- Your objective
Gather all lines in the records below that include the word "School".

- Source data

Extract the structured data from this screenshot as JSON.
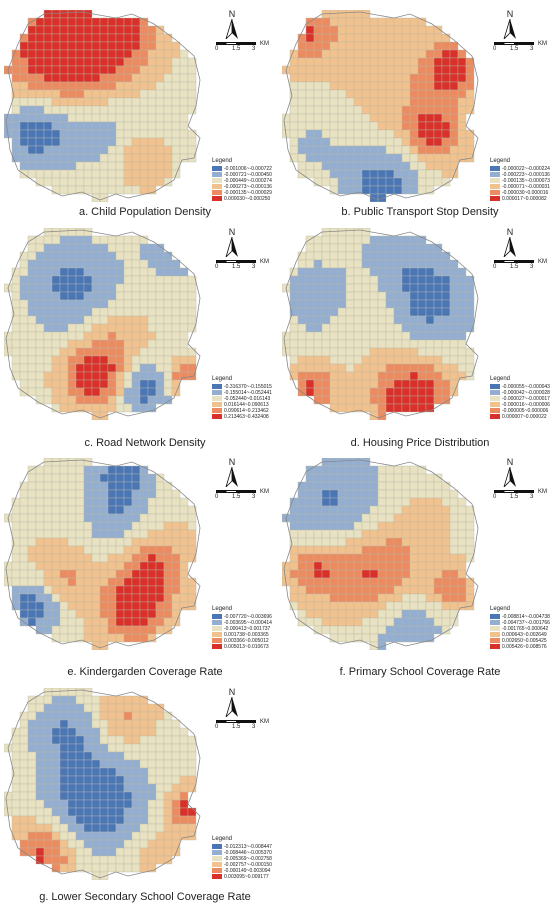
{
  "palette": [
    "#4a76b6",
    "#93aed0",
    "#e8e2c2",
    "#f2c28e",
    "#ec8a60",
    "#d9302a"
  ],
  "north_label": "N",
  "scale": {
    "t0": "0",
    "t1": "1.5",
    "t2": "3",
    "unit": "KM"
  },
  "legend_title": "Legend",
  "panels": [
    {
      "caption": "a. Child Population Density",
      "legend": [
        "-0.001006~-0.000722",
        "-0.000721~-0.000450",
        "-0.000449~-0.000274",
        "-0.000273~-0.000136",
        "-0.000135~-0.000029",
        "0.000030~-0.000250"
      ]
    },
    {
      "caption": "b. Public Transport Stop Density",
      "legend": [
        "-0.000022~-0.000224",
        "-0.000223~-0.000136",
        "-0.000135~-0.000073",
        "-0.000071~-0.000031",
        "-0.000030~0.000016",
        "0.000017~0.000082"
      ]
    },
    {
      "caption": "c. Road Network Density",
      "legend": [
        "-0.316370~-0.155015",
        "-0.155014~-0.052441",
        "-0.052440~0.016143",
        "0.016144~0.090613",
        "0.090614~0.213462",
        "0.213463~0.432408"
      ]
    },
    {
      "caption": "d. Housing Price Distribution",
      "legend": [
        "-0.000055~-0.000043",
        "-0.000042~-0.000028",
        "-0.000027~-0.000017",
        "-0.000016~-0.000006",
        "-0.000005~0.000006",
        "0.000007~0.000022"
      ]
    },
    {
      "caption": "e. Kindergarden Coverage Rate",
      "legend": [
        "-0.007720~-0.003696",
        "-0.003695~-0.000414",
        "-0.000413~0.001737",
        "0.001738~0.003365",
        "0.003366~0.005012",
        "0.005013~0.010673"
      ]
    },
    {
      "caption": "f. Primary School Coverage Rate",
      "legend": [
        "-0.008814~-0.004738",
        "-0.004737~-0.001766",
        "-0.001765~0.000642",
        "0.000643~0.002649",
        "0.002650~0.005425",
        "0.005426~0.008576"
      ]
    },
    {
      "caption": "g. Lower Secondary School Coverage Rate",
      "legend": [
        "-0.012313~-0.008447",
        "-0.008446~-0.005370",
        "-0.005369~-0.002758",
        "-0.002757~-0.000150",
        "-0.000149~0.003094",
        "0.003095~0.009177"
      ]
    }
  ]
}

- Finished answer
      "caption": "f. Primary School Coverage Rate",
      "caption": "g. Lower Secondary School Coverage Rate",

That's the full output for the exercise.